Begin Data lines

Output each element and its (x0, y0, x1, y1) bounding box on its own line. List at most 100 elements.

End Data lines
Begin Data lines

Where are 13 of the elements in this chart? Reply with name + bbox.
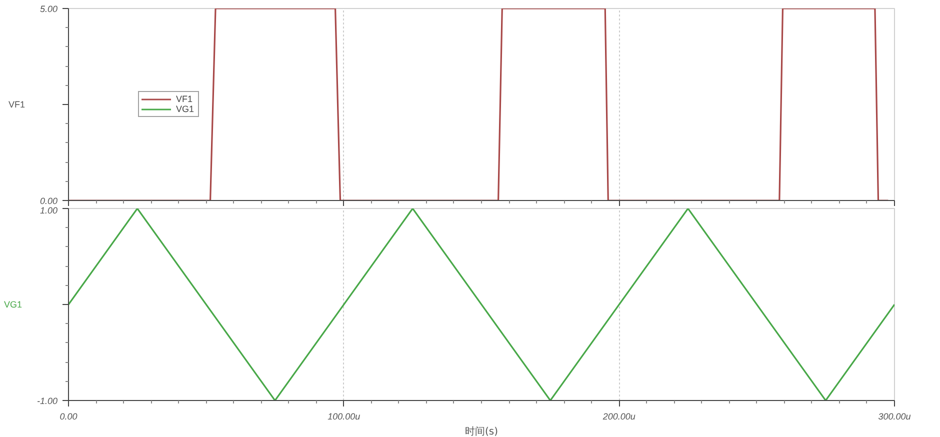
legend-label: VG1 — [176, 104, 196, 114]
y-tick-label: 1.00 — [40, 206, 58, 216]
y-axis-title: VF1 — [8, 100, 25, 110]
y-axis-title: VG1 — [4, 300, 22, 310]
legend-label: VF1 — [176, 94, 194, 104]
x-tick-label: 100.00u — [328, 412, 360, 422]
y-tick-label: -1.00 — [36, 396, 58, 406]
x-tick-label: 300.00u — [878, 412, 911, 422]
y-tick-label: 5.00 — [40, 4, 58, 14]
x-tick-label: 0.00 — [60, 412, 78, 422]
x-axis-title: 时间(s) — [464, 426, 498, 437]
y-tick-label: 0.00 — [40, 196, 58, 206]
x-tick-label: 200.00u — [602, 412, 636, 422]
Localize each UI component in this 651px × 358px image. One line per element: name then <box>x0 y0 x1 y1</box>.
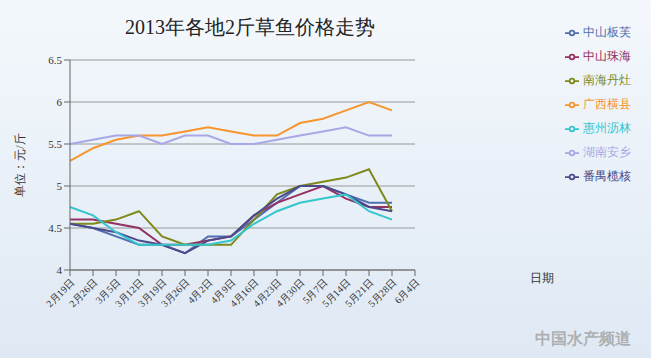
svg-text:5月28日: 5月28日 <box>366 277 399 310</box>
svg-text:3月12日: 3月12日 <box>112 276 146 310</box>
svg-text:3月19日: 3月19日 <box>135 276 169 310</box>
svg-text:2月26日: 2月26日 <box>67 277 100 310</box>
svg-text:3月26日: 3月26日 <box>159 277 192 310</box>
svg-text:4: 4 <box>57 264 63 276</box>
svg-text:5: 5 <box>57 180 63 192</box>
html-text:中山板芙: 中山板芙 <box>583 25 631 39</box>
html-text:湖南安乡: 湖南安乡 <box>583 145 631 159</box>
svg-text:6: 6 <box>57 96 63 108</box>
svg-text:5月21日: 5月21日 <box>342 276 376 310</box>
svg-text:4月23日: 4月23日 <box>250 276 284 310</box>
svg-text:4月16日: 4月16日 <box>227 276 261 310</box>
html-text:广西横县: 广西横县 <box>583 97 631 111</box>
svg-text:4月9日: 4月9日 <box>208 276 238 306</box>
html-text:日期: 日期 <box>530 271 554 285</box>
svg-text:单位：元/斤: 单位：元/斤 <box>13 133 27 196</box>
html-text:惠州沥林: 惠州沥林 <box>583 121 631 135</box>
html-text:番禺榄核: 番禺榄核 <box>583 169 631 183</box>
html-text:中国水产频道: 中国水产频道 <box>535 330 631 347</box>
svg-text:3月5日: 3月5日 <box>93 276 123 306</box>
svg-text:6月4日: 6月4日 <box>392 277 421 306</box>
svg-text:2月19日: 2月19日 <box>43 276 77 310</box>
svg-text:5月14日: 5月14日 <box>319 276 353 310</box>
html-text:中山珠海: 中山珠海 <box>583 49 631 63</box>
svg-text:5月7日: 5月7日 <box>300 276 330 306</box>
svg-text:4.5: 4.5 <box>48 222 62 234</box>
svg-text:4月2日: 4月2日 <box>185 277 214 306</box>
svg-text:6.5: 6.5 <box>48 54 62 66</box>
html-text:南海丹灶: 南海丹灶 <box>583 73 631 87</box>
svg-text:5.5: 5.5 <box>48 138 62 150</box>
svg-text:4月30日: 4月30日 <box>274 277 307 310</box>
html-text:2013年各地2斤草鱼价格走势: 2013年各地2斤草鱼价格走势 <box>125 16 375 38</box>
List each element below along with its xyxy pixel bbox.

End Data lines

Task requirements → Reproduce the records verbatim, from the line with "Where are 13" to the line with "legend-label: VF1 — [176, 94, 194, 104]", both lines included. Omit the picture.

Final result →
Where are 13 of the elements in this chart? Reply with name + bbox.
legend-label: VG1 — [176, 104, 196, 114]
y-tick-label: 1.00 — [40, 206, 58, 216]
y-axis-title: VF1 — [8, 100, 25, 110]
y-axis-title: VG1 — [4, 300, 22, 310]
legend-label: VF1 — [176, 94, 194, 104]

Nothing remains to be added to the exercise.